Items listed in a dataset

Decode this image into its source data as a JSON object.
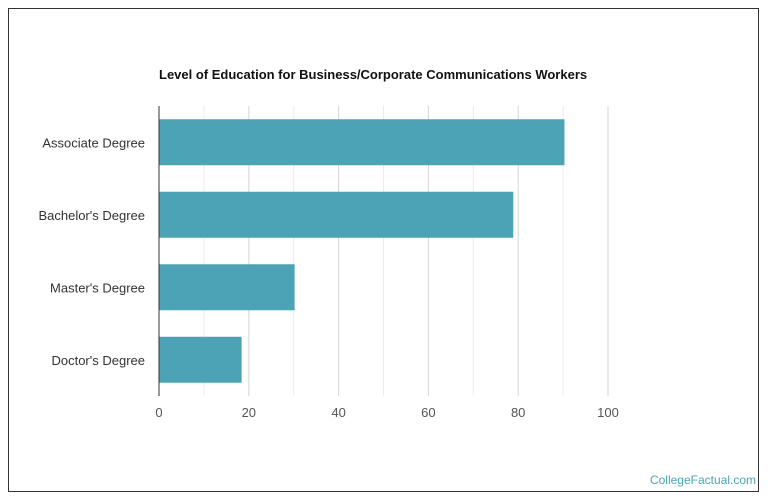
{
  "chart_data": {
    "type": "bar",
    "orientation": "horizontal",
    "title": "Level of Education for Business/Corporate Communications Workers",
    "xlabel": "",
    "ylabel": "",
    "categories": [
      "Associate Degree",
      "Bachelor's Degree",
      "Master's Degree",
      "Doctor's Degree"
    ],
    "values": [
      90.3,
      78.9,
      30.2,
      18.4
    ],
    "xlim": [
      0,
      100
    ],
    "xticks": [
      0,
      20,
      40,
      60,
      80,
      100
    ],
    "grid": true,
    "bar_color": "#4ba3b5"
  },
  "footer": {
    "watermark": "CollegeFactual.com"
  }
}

> **WHAT YOU NEED TO DO**:
Output all of the entries verbatim, leaving out any images.

> **ANSWER IN FULL**:
Decode this image into its source data as a JSON object.
{
  "chart_data": {
    "type": "bar",
    "orientation": "horizontal",
    "title": "Level of Education for Business/Corporate Communications Workers",
    "xlabel": "",
    "ylabel": "",
    "categories": [
      "Associate Degree",
      "Bachelor's Degree",
      "Master's Degree",
      "Doctor's Degree"
    ],
    "values": [
      90.3,
      78.9,
      30.2,
      18.4
    ],
    "xlim": [
      0,
      100
    ],
    "xticks": [
      0,
      20,
      40,
      60,
      80,
      100
    ],
    "grid": true,
    "bar_color": "#4ba3b5"
  },
  "footer": {
    "watermark": "CollegeFactual.com"
  }
}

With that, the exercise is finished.